=== ITEMS ===

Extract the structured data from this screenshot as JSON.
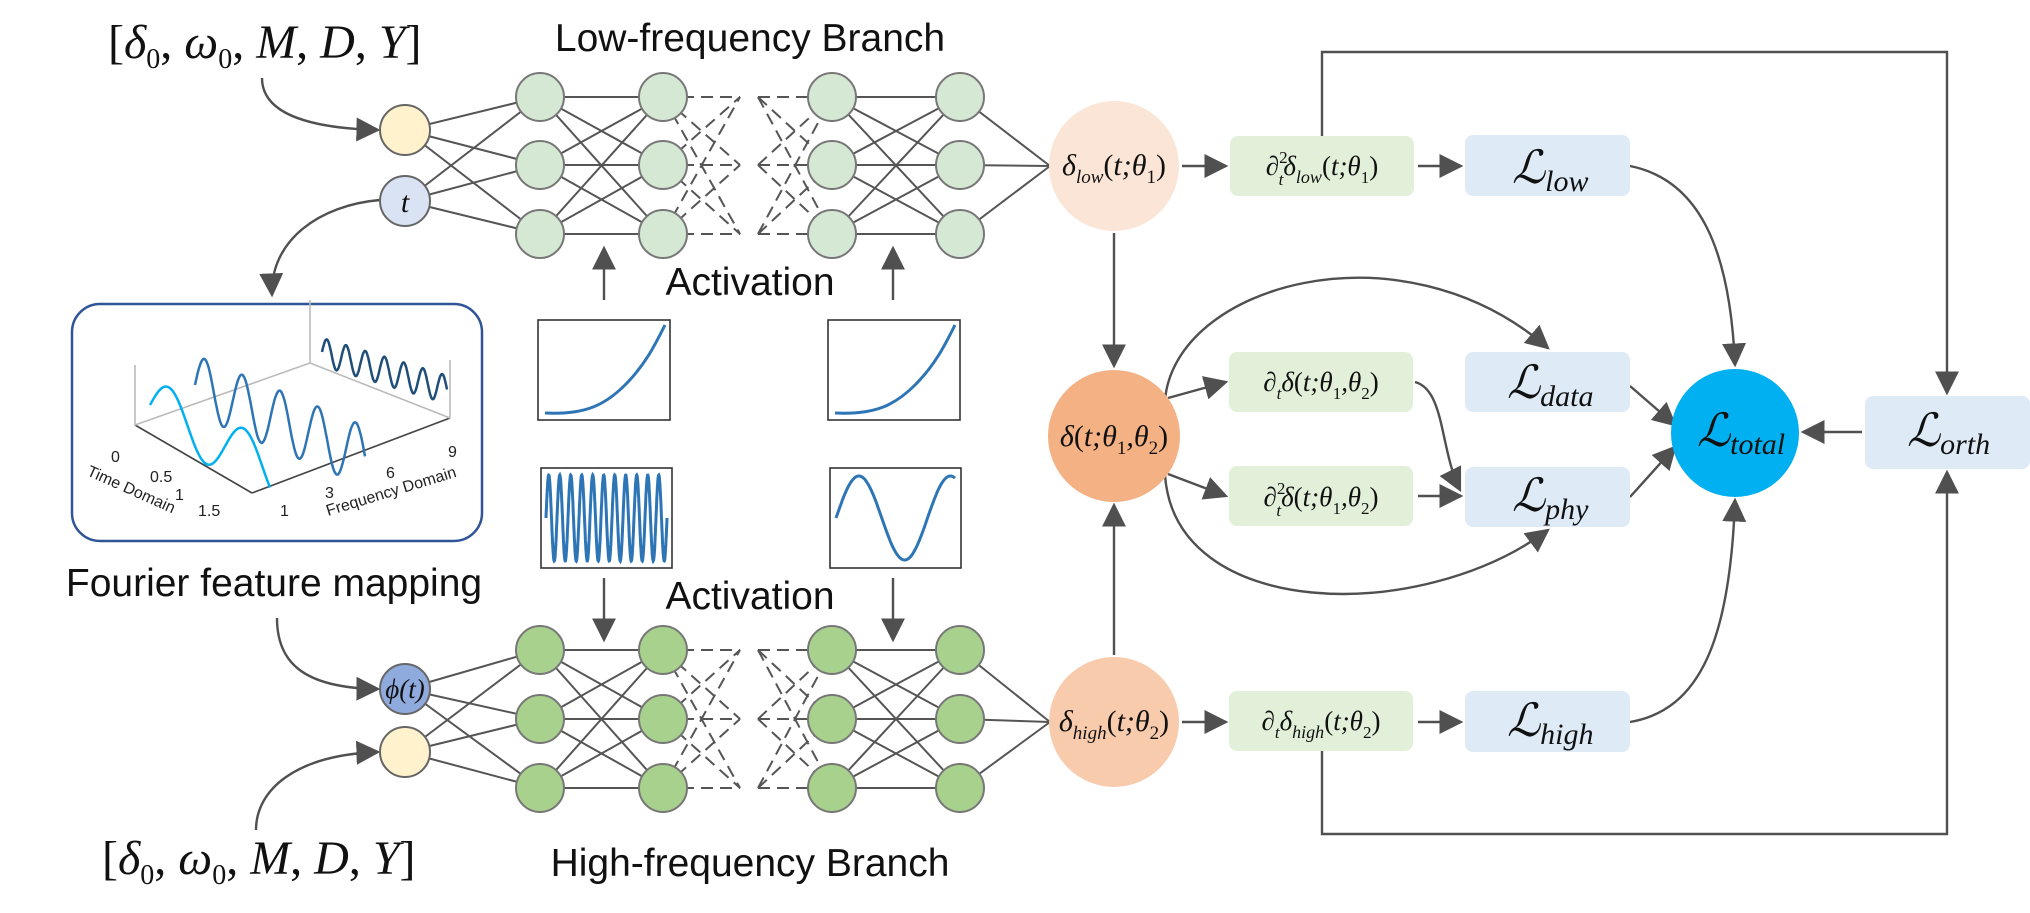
{
  "titles": {
    "low_branch": "Low-frequency Branch",
    "high_branch": "High-frequency Branch",
    "activation_top": "Activation",
    "activation_bottom": "Activation",
    "fourier": "Fourier feature mapping"
  },
  "inputs": {
    "top_params": "[δ₀, ω₀, M, D, Y]",
    "bottom_params": "[δ₀, ω₀, M, D, Y]",
    "t_node": "t",
    "phi_node": "ϕ(t)"
  },
  "fourier_plot": {
    "xaxis_label": "Time Domain",
    "yaxis_label": "Frequency Domain",
    "time_ticks": [
      "0",
      "0.5",
      "1",
      "1.5"
    ],
    "freq_ticks": [
      "1",
      "3",
      "6",
      "9"
    ]
  },
  "nodes": {
    "delta_low": "δ_low(t;θ₁)",
    "delta_total": "δ(t;θ₁,θ₂)",
    "delta_high": "δ_high(t;θ₂)",
    "d2_low": "∂²_t δ_low(t;θ₁)",
    "d1_total": "∂_t δ(t;θ₁,θ₂)",
    "d2_total": "∂²_t δ(t;θ₁,θ₂)",
    "d1_high": "∂_t δ_high(t;θ₂)"
  },
  "losses": {
    "low": "low",
    "data": "data",
    "phy": "phy",
    "high": "high",
    "total": "total",
    "orth": "orth",
    "symbol": "ℒ"
  },
  "colors": {
    "input_yellow": "#FFF2CC",
    "t_blue": "#DAE3F3",
    "phi_blue": "#8FAADC",
    "low_neuron": "#D5E8D4",
    "high_neuron": "#A9D18E",
    "delta_low_fill": "#FBE5D6",
    "delta_total_fill": "#F4B183",
    "delta_high_fill": "#F8CBAD",
    "deriv_box": "#E2F0D9",
    "loss_box": "#DEEBF7",
    "total_circle": "#00B0F0",
    "activation_curve": "#2E75B6"
  }
}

===

WHAT NEEDS TO BE DONE: Pictures are excluded; copy all other data exactly as shown.

RESPONSE FOR THIS EXERCISE:
Extract the structured data from this screenshot as JSON.
{
  "titles": {
    "low_branch": "Low-frequency Branch",
    "high_branch": "High-frequency Branch",
    "activation_top": "Activation",
    "activation_bottom": "Activation",
    "fourier": "Fourier feature mapping"
  },
  "inputs": {
    "top_params": "[δ₀, ω₀, M, D, Y]",
    "bottom_params": "[δ₀, ω₀, M, D, Y]",
    "t_node": "t",
    "phi_node": "ϕ(t)"
  },
  "fourier_plot": {
    "xaxis_label": "Time Domain",
    "yaxis_label": "Frequency Domain",
    "time_ticks": [
      "0",
      "0.5",
      "1",
      "1.5"
    ],
    "freq_ticks": [
      "1",
      "3",
      "6",
      "9"
    ]
  },
  "nodes": {
    "delta_low": "δ_low(t;θ₁)",
    "delta_total": "δ(t;θ₁,θ₂)",
    "delta_high": "δ_high(t;θ₂)",
    "d2_low": "∂²_t δ_low(t;θ₁)",
    "d1_total": "∂_t δ(t;θ₁,θ₂)",
    "d2_total": "∂²_t δ(t;θ₁,θ₂)",
    "d1_high": "∂_t δ_high(t;θ₂)"
  },
  "losses": {
    "low": "low",
    "data": "data",
    "phy": "phy",
    "high": "high",
    "total": "total",
    "orth": "orth",
    "symbol": "ℒ"
  },
  "colors": {
    "input_yellow": "#FFF2CC",
    "t_blue": "#DAE3F3",
    "phi_blue": "#8FAADC",
    "low_neuron": "#D5E8D4",
    "high_neuron": "#A9D18E",
    "delta_low_fill": "#FBE5D6",
    "delta_total_fill": "#F4B183",
    "delta_high_fill": "#F8CBAD",
    "deriv_box": "#E2F0D9",
    "loss_box": "#DEEBF7",
    "total_circle": "#00B0F0",
    "activation_curve": "#2E75B6"
  }
}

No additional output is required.